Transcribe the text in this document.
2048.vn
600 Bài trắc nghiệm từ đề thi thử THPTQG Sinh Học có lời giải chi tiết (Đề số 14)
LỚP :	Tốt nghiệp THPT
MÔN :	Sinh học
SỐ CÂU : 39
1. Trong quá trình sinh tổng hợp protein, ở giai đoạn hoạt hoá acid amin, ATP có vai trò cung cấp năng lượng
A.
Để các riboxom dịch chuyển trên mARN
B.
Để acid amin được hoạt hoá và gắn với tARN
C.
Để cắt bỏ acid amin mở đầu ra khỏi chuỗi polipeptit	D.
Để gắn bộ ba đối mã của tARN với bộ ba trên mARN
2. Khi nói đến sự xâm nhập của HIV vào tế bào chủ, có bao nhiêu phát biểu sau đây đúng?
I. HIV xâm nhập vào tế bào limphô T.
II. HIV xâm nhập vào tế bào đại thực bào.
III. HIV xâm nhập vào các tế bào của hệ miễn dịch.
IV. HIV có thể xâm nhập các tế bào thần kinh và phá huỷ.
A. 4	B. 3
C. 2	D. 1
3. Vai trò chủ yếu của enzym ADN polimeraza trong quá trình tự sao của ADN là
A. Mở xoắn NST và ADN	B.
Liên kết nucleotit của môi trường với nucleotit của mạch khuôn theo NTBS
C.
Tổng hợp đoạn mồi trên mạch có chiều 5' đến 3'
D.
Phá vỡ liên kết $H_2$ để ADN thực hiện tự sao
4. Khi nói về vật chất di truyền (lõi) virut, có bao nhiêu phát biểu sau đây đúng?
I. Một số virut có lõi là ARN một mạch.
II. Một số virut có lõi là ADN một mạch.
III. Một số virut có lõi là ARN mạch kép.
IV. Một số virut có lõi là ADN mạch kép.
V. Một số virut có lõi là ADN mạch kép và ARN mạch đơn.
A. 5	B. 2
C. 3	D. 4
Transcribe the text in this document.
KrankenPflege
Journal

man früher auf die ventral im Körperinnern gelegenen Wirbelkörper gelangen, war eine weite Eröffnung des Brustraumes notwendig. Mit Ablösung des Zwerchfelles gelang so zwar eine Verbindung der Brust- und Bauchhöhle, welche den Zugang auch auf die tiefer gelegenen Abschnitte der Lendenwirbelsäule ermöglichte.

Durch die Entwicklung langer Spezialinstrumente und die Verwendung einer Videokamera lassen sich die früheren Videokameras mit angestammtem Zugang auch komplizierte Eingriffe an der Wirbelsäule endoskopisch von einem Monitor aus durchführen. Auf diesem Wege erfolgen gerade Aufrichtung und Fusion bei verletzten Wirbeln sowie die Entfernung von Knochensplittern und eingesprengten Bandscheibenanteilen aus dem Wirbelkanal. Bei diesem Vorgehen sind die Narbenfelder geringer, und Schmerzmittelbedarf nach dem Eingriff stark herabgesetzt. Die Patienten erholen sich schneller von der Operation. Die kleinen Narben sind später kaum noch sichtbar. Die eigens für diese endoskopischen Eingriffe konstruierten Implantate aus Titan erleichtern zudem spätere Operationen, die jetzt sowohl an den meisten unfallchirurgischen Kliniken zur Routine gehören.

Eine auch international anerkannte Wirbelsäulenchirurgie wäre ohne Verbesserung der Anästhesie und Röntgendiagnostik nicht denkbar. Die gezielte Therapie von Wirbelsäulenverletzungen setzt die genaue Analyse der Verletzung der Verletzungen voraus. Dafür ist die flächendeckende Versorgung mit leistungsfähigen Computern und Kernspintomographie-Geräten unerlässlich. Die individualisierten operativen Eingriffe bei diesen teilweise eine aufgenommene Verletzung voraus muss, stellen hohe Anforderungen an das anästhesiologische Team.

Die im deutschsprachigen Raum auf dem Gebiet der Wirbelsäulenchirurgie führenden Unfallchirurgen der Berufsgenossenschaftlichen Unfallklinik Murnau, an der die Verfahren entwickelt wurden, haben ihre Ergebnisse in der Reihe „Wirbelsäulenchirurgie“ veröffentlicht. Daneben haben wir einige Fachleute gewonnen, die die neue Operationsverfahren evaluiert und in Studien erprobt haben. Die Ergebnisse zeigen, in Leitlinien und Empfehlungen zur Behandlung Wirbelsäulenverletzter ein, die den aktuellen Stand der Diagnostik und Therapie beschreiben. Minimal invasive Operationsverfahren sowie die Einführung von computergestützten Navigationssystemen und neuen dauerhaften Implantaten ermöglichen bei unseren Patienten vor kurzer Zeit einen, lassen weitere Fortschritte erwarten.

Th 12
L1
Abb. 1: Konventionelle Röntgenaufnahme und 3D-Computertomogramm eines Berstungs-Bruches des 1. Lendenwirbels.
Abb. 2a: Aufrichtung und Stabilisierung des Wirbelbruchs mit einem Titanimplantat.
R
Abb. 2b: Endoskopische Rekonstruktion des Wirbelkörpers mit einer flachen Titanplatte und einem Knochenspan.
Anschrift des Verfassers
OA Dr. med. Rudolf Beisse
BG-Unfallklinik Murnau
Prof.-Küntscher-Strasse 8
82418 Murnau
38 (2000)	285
--------
### The problem:
Wherever the word "mạch" appears in the records above, copy that line.

### Output below:
Liên kết nucleotit của môi trường với nucleotit của mạch khuôn theo NTBS
Tổng hợp đoạn mồi trên mạch có chiều 5' đến 3'
I. Một số virut có lõi là ARN một mạch.
II. Một số virut có lõi là ADN một mạch.
III. Một số virut có lõi là ARN mạch kép.
IV. Một số virut có lõi là ADN mạch kép.
V. Một số virut có lõi là ADN mạch kép và ARN mạch đơn.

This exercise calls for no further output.